- REQUIRED TASK: Extract each line containing the string "面對自我".

Collected data entries

-- Start --

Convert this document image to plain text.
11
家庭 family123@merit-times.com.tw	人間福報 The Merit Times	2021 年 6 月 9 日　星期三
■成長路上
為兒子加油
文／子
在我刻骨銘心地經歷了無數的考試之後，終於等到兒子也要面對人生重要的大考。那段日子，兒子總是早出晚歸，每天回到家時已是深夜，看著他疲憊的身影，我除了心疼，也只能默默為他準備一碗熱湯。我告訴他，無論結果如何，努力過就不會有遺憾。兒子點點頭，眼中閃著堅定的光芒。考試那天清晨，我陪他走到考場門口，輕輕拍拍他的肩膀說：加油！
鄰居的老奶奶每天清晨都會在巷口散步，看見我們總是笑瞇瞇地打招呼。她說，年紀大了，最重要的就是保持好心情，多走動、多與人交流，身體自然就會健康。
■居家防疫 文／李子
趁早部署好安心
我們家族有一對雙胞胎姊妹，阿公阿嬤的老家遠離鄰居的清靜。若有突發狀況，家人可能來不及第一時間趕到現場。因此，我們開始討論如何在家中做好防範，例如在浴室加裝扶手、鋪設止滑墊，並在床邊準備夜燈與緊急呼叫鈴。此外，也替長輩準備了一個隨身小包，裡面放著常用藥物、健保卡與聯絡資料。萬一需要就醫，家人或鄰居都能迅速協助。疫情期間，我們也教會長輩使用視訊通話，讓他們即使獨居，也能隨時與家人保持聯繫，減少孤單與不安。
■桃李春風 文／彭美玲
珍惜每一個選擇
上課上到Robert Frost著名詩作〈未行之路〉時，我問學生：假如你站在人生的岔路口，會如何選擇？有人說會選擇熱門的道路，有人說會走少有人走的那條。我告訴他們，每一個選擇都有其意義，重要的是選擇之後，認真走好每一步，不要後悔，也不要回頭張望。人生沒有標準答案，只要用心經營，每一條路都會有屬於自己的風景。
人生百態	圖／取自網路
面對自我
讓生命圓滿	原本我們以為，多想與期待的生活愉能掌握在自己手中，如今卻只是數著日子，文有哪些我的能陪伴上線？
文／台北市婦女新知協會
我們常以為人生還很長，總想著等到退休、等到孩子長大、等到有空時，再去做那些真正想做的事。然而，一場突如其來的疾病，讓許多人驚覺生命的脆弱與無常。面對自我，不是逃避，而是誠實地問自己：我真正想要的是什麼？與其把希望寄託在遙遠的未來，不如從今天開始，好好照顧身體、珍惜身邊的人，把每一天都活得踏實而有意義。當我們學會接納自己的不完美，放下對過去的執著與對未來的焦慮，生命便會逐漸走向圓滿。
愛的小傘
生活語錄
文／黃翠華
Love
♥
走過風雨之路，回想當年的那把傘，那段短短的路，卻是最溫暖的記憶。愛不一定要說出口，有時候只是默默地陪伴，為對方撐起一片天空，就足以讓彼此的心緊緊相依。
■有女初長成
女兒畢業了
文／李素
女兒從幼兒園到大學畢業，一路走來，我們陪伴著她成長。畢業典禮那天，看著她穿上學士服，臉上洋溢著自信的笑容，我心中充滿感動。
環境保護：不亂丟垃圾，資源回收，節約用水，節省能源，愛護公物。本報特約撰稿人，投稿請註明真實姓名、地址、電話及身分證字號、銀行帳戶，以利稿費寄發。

-- End --

- RESPONSE:
面對自我
我們常以為人生還很長，總想著等到退休、等到孩子長大、等到有空時，再去做那些真正想做的事。然而，一場突如其來的疾病，讓許多人驚覺生命的脆弱與無常。面對自我，不是逃避，而是誠實地問自己：我真正想要的是什麼？與其把希望寄託在遙遠的未來，不如從今天開始，好好照顧身體、珍惜身邊的人，把每一天都活得踏實而有意義。當我們學會接納自己的不完美，放下對過去的執著與對未來的焦慮，生命便會逐漸走向圓滿。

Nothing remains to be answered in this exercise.